BEGIN Working data
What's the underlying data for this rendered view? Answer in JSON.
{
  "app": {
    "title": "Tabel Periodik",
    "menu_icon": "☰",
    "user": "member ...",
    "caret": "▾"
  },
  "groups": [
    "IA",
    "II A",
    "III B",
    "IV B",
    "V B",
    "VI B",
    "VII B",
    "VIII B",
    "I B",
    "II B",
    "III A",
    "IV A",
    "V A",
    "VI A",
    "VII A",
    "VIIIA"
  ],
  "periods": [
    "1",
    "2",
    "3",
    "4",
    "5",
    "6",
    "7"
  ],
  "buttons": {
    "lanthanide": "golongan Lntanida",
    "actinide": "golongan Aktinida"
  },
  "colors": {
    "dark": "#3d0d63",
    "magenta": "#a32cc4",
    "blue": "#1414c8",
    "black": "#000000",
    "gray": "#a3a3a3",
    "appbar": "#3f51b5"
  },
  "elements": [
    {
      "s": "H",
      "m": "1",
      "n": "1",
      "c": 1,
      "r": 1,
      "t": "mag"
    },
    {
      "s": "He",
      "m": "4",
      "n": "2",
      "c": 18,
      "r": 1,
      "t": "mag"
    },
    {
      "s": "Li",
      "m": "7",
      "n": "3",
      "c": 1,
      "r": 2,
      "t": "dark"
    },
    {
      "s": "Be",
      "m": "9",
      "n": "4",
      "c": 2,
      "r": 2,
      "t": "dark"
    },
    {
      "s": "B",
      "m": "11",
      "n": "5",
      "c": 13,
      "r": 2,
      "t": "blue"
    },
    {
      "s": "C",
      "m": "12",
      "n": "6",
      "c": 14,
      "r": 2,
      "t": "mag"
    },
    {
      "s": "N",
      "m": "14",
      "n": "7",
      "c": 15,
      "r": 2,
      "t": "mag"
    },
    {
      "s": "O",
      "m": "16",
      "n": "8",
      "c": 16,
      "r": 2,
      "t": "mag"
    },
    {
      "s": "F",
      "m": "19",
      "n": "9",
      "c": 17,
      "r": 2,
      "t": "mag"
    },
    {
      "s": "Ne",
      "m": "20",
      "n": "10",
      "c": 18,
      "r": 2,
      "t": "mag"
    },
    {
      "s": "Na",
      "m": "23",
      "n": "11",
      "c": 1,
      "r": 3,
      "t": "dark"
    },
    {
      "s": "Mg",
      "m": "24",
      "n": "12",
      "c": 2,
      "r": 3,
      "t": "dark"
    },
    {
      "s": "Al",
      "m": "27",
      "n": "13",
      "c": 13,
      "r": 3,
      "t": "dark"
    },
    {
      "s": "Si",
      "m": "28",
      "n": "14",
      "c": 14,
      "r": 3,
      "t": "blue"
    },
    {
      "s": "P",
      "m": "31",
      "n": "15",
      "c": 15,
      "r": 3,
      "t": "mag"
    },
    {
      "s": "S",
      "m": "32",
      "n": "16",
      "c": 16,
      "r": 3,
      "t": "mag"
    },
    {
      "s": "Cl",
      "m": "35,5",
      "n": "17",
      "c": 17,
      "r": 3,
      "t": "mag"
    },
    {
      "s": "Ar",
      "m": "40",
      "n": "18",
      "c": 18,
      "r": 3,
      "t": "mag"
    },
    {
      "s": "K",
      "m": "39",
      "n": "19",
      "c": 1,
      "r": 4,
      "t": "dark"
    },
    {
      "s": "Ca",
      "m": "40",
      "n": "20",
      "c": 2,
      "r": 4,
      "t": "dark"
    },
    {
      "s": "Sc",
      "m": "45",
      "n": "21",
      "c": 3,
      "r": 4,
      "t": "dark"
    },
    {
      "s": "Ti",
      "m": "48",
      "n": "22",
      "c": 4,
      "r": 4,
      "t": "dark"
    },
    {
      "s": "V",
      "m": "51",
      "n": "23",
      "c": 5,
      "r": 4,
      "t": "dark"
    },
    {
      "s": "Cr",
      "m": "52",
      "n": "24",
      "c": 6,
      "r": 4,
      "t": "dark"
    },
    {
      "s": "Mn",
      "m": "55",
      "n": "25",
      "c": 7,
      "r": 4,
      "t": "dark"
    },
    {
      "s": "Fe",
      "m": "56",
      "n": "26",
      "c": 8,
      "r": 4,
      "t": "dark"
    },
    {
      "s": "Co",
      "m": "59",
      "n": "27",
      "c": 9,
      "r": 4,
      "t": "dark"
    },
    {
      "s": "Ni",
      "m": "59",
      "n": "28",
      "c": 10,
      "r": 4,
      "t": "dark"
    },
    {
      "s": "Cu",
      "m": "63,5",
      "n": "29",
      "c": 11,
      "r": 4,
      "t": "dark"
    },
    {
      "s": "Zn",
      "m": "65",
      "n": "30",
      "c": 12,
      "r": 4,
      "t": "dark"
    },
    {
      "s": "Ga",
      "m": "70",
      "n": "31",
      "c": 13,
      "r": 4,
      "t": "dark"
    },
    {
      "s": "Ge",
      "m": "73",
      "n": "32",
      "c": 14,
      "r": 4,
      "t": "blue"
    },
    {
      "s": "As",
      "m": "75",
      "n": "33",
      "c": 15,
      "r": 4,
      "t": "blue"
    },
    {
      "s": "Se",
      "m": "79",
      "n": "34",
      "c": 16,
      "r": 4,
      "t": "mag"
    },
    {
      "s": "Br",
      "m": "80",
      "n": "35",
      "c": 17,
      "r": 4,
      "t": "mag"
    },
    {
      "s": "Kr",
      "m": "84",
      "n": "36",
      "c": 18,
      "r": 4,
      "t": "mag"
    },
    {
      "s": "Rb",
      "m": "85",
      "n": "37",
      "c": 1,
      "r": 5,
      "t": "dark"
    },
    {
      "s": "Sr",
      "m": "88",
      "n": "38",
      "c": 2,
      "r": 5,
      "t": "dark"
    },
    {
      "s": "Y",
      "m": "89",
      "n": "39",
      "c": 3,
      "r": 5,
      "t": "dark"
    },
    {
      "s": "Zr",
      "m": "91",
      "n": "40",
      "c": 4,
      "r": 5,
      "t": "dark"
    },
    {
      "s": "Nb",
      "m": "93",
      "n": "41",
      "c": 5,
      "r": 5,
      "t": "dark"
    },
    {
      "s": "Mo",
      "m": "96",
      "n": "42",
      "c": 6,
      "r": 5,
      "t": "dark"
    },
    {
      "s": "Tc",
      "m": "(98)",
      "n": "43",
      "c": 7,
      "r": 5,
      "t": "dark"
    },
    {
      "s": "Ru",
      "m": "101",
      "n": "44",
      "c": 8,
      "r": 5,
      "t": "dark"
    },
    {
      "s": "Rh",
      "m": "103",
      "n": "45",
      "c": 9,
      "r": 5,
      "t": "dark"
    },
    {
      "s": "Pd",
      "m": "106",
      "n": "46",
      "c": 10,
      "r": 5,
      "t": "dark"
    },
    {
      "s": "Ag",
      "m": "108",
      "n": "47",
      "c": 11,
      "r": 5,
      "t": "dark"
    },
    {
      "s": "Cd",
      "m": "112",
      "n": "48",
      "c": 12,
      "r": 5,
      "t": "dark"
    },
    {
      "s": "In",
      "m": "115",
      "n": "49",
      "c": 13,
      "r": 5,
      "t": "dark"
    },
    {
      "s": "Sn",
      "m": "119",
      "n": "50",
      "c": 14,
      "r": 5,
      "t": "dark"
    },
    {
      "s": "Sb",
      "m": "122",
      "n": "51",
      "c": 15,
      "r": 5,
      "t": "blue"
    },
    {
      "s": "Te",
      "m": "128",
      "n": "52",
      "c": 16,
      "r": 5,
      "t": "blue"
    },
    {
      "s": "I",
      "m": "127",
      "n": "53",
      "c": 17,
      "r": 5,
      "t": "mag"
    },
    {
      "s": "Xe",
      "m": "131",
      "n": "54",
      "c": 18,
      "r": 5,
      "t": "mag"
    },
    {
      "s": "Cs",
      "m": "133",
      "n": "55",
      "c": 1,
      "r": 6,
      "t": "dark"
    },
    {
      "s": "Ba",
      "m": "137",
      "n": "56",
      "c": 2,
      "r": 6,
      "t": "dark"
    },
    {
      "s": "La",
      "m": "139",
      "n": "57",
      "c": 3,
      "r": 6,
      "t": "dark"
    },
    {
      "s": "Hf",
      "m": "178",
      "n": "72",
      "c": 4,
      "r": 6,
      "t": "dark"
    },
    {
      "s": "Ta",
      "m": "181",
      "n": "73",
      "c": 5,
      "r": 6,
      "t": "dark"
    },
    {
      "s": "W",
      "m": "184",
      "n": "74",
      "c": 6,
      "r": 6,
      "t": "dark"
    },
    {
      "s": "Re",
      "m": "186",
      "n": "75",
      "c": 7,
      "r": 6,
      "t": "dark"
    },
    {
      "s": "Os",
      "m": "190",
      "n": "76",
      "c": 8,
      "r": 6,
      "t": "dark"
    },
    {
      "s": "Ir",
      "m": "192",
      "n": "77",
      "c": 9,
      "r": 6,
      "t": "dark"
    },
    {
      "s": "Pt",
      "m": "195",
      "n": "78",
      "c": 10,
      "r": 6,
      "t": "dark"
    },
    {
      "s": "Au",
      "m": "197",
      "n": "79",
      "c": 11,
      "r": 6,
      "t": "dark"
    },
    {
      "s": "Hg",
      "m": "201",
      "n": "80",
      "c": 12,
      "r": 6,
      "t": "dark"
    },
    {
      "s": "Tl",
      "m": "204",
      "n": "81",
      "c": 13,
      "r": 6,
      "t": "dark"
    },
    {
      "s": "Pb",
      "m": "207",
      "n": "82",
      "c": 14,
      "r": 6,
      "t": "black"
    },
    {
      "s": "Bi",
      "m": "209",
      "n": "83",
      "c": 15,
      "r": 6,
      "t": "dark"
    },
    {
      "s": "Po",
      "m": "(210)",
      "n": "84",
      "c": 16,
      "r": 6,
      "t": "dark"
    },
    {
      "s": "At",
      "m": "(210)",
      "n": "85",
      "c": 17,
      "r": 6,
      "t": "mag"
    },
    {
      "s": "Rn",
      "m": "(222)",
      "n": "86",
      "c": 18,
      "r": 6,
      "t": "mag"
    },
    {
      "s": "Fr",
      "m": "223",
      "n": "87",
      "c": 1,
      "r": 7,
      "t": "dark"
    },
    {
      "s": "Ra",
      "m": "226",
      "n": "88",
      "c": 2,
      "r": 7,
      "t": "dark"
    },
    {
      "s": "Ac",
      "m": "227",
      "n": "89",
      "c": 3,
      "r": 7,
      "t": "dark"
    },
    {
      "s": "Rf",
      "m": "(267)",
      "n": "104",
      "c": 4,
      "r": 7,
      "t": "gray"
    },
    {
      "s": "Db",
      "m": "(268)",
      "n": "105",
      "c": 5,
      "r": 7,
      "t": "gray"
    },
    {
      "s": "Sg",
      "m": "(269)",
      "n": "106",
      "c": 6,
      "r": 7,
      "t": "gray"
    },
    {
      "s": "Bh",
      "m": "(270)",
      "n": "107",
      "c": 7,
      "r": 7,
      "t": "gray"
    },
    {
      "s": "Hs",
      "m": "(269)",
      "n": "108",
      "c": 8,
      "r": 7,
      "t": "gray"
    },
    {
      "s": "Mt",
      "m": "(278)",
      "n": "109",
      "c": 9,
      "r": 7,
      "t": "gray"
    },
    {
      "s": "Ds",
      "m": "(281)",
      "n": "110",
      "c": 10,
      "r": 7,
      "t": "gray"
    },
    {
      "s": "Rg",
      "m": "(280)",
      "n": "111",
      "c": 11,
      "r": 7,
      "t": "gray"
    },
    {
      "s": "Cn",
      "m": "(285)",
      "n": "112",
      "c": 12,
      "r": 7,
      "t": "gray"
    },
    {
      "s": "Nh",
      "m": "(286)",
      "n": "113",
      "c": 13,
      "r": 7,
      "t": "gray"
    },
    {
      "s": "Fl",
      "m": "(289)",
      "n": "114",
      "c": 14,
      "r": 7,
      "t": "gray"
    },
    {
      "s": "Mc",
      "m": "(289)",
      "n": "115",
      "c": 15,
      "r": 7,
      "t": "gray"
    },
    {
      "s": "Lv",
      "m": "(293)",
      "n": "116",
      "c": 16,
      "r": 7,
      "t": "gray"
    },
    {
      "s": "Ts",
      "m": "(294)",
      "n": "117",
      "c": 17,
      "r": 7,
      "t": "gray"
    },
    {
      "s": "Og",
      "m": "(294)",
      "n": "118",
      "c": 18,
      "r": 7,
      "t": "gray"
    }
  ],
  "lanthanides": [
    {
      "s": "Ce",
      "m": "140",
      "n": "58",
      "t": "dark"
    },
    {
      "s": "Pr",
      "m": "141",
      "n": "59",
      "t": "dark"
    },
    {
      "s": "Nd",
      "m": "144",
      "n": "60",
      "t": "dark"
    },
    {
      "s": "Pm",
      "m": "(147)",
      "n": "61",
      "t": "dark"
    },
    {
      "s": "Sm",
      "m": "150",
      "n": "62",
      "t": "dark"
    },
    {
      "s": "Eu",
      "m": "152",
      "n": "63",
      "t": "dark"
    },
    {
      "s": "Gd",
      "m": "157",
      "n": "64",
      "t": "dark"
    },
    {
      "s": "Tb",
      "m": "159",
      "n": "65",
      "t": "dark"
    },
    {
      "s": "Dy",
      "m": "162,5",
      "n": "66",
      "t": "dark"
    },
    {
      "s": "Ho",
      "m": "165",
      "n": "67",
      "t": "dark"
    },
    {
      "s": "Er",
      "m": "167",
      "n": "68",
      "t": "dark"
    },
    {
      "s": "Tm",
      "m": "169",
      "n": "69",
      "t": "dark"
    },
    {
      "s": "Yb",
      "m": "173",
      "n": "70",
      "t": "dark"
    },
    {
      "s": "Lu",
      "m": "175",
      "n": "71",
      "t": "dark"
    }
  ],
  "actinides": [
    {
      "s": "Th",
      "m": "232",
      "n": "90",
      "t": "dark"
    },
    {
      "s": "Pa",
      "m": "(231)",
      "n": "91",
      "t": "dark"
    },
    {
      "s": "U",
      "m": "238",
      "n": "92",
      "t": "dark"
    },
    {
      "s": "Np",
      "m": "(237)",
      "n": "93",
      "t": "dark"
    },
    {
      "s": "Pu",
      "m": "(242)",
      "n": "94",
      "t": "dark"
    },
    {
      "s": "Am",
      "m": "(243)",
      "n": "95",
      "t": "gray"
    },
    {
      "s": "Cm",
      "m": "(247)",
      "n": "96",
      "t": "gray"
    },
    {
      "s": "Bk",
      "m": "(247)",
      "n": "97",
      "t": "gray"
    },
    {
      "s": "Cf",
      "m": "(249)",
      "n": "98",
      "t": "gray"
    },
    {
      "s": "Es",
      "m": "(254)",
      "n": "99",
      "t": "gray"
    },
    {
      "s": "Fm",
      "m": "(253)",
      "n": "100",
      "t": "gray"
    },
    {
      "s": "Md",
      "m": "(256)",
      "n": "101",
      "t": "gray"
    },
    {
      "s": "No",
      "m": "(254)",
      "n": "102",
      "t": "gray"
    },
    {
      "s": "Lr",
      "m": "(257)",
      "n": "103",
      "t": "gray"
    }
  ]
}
END Working data
Problem details: Pull out every line above that holds the word "golongan".

Result of this exercise:
    "lanthanide": "golongan Lntanida",
    "actinide": "golongan Aktinida"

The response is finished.